#### Objective:
Locate each line holding the string "JSON" and copy it.

#### Given records:
↓↓↓
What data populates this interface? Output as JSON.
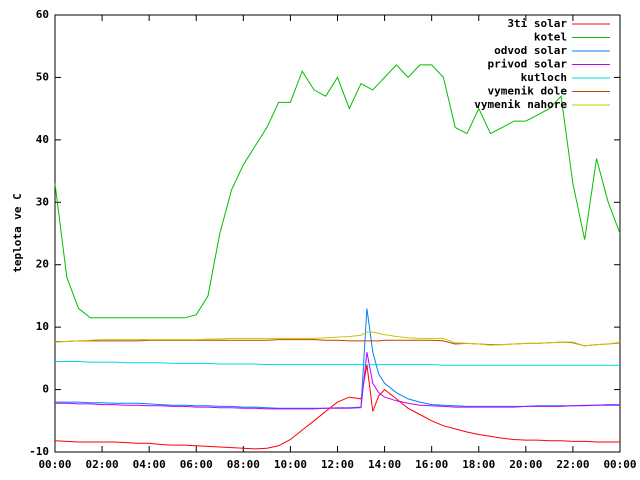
{
  "chart_data": {
    "type": "line",
    "ylabel": "teplota ve C",
    "x": [
      0,
      0.5,
      1,
      1.5,
      2,
      2.5,
      3,
      3.5,
      4,
      4.5,
      5,
      5.5,
      6,
      6.5,
      7,
      7.5,
      8,
      8.5,
      9,
      9.5,
      10,
      10.5,
      11,
      11.5,
      12,
      12.5,
      13,
      13.25,
      13.5,
      13.75,
      14,
      14.5,
      15,
      15.5,
      16,
      16.5,
      17,
      17.5,
      18,
      18.5,
      19,
      19.5,
      20,
      20.5,
      21,
      21.5,
      22,
      22.5,
      23,
      23.5,
      24
    ],
    "xlim": [
      0,
      24
    ],
    "xticks": [
      {
        "value": 0,
        "label": "00:00"
      },
      {
        "value": 2,
        "label": "02:00"
      },
      {
        "value": 4,
        "label": "04:00"
      },
      {
        "value": 6,
        "label": "06:00"
      },
      {
        "value": 8,
        "label": "08:00"
      },
      {
        "value": 10,
        "label": "10:00"
      },
      {
        "value": 12,
        "label": "12:00"
      },
      {
        "value": 14,
        "label": "14:00"
      },
      {
        "value": 16,
        "label": "16:00"
      },
      {
        "value": 18,
        "label": "18:00"
      },
      {
        "value": 20,
        "label": "20:00"
      },
      {
        "value": 22,
        "label": "22:00"
      },
      {
        "value": 24,
        "label": "00:00"
      }
    ],
    "ylim": [
      -10,
      60
    ],
    "yticks": [
      -10,
      0,
      10,
      20,
      30,
      40,
      50,
      60
    ],
    "legend": "top-right",
    "series": [
      {
        "name": "3ti solar",
        "color": "#ff0000",
        "values": [
          -8.2,
          -8.3,
          -8.4,
          -8.4,
          -8.4,
          -8.4,
          -8.5,
          -8.6,
          -8.6,
          -8.8,
          -8.9,
          -8.9,
          -9,
          -9.1,
          -9.2,
          -9.3,
          -9.4,
          -9.5,
          -9.4,
          -9,
          -8,
          -6.5,
          -5,
          -3.5,
          -2,
          -1.2,
          -1.5,
          4,
          -3.5,
          -1,
          0,
          -1.5,
          -3,
          -4,
          -5,
          -5.8,
          -6.3,
          -6.8,
          -7.2,
          -7.5,
          -7.8,
          -8,
          -8.1,
          -8.1,
          -8.2,
          -8.2,
          -8.3,
          -8.3,
          -8.4,
          -8.4,
          -8.4
        ]
      },
      {
        "name": "kotel",
        "color": "#00c000",
        "values": [
          33,
          18,
          13,
          11.5,
          11.5,
          11.5,
          11.5,
          11.5,
          11.5,
          11.5,
          11.5,
          11.5,
          12,
          15,
          25,
          32,
          36,
          39,
          42,
          46,
          46,
          51,
          48,
          47,
          50,
          45,
          49,
          48.5,
          48,
          49,
          50,
          52,
          50,
          52,
          52,
          50,
          42,
          41,
          45,
          41,
          42,
          43,
          43,
          44,
          45,
          47,
          33,
          24,
          37,
          30,
          25
        ]
      },
      {
        "name": "odvod solar",
        "color": "#0080ff",
        "values": [
          -2,
          -2,
          -2,
          -2.1,
          -2.1,
          -2.2,
          -2.2,
          -2.2,
          -2.3,
          -2.4,
          -2.5,
          -2.5,
          -2.6,
          -2.6,
          -2.7,
          -2.7,
          -2.8,
          -2.8,
          -2.9,
          -3,
          -3,
          -3,
          -3,
          -3,
          -2.9,
          -2.9,
          -2.8,
          13,
          6,
          2.5,
          1,
          -0.5,
          -1.5,
          -2,
          -2.4,
          -2.5,
          -2.6,
          -2.7,
          -2.7,
          -2.7,
          -2.7,
          -2.7,
          -2.7,
          -2.6,
          -2.6,
          -2.6,
          -2.6,
          -2.5,
          -2.5,
          -2.4,
          -2.4
        ]
      },
      {
        "name": "privod solar",
        "color": "#c000ff",
        "values": [
          -2.2,
          -2.2,
          -2.3,
          -2.3,
          -2.4,
          -2.4,
          -2.5,
          -2.5,
          -2.6,
          -2.6,
          -2.7,
          -2.7,
          -2.8,
          -2.8,
          -2.9,
          -2.9,
          -3,
          -3,
          -3.1,
          -3.1,
          -3.1,
          -3.1,
          -3.1,
          -3,
          -3,
          -3,
          -2.9,
          6,
          1,
          -0.5,
          -1.2,
          -1.8,
          -2.2,
          -2.5,
          -2.6,
          -2.7,
          -2.8,
          -2.8,
          -2.8,
          -2.8,
          -2.8,
          -2.8,
          -2.7,
          -2.7,
          -2.7,
          -2.7,
          -2.6,
          -2.6,
          -2.5,
          -2.5,
          -2.5
        ]
      },
      {
        "name": "kutloch",
        "color": "#00dddd",
        "values": [
          4.5,
          4.5,
          4.5,
          4.4,
          4.4,
          4.4,
          4.3,
          4.3,
          4.3,
          4.3,
          4.2,
          4.2,
          4.2,
          4.2,
          4.1,
          4.1,
          4.1,
          4.1,
          4,
          4,
          4,
          4,
          4,
          4,
          4,
          4,
          4,
          4,
          4,
          4,
          4,
          4,
          4,
          4,
          4,
          3.9,
          3.9,
          3.9,
          3.9,
          3.9,
          3.9,
          3.9,
          3.9,
          3.9,
          3.9,
          3.9,
          3.9,
          3.9,
          3.9,
          3.9,
          3.9
        ]
      },
      {
        "name": "vymenik dole",
        "color": "#c04000",
        "values": [
          7.7,
          7.7,
          7.8,
          7.8,
          7.8,
          7.8,
          7.8,
          7.8,
          7.9,
          7.9,
          7.9,
          7.9,
          7.9,
          7.9,
          7.9,
          7.9,
          7.9,
          7.9,
          7.9,
          8,
          8,
          8,
          8,
          7.9,
          7.9,
          7.8,
          7.8,
          7.8,
          7.8,
          7.8,
          7.9,
          7.9,
          7.9,
          7.9,
          7.9,
          7.8,
          7.3,
          7.4,
          7.3,
          7.2,
          7.2,
          7.3,
          7.4,
          7.4,
          7.5,
          7.6,
          7.5,
          7,
          7.2,
          7.3,
          7.5
        ]
      },
      {
        "name": "vymenik nahore",
        "color": "#c8c800",
        "values": [
          7.6,
          7.7,
          7.8,
          7.9,
          8,
          8,
          8,
          8,
          8,
          8,
          8,
          8,
          8,
          8.1,
          8.1,
          8.2,
          8.2,
          8.2,
          8.2,
          8.2,
          8.2,
          8.2,
          8.2,
          8.3,
          8.4,
          8.5,
          8.7,
          9.2,
          9.2,
          9,
          8.8,
          8.5,
          8.3,
          8.2,
          8.2,
          8.2,
          7.5,
          7.4,
          7.3,
          7.1,
          7.2,
          7.3,
          7.4,
          7.4,
          7.5,
          7.6,
          7.6,
          7,
          7.2,
          7.3,
          7.6
        ]
      }
    ]
  }
}
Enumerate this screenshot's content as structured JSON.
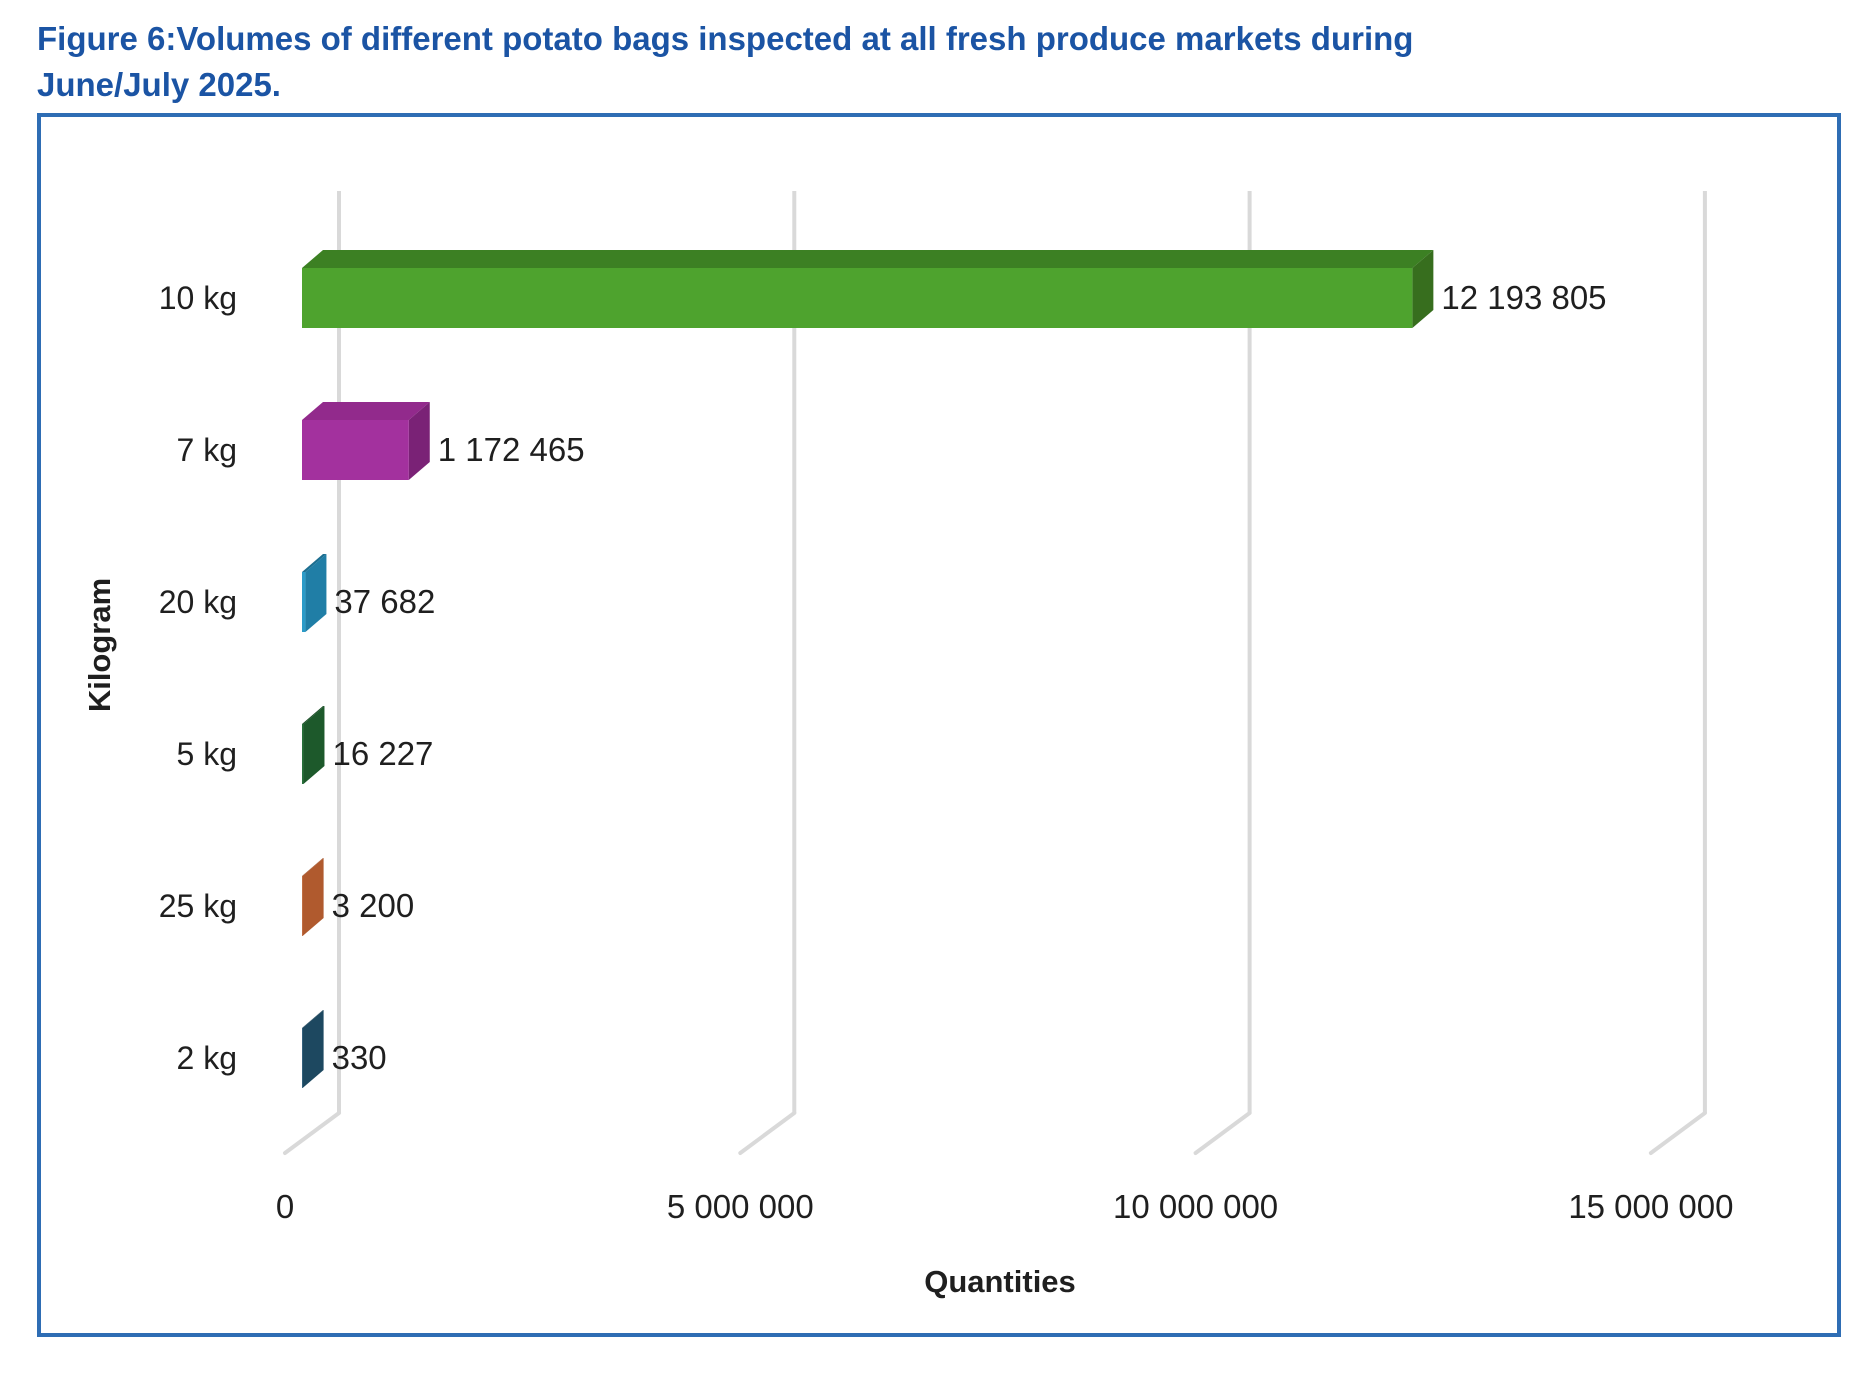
{
  "title": {
    "lines": [
      "Figure 6:Volumes of different potato bags inspected at all fresh produce markets during",
      "June/July 2025."
    ]
  },
  "chart_data": {
    "type": "bar",
    "orientation": "horizontal",
    "style": "3d",
    "title": "Figure 6: Volumes of different potato bags inspected at all fresh produce markets during June/July 2025.",
    "xlabel": "Quantities",
    "ylabel": "Kilogram",
    "categories": [
      "10 kg",
      "7 kg",
      "20 kg",
      "5 kg",
      "25 kg",
      "2 kg"
    ],
    "values": [
      12193805,
      1172465,
      37682,
      16227,
      3200,
      330
    ],
    "value_labels": [
      "12 193 805",
      "1 172 465",
      "37 682",
      "16 227",
      "3 200",
      "330"
    ],
    "xlim": [
      0,
      15000000
    ],
    "x_ticks": [
      0,
      5000000,
      10000000,
      15000000
    ],
    "x_tick_labels": [
      "0",
      "5 000 000",
      "10 000 000",
      "15 000 000"
    ],
    "gridlines": "vertical",
    "legend": false,
    "series_colors": [
      {
        "front": "#4EA32E",
        "top": "#3C8023",
        "side": "#376E1E"
      },
      {
        "front": "#A3319E",
        "top": "#922A8C",
        "side": "#7A2276"
      },
      {
        "front": "#2B9BC8",
        "top": "#1C6E90",
        "side": "#207EA6"
      },
      {
        "front": "#27703A",
        "top": "#174A23",
        "side": "#1D592B"
      },
      {
        "front": "#C06536",
        "top": "#9A4E26",
        "side": "#B05A2E"
      },
      {
        "front": "#25597A",
        "top": "#173C50",
        "side": "#1D4860"
      }
    ]
  },
  "colors": {
    "title_text": "#1B54A4",
    "frame_border": "#2E6DB4",
    "grid": "#D9D9D9",
    "chart_text": "#1F1F1F"
  }
}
↑↑↑
#### Output below:
What data populates this interface? Output as JSON.
Enumerate this screenshot's content as structured JSON.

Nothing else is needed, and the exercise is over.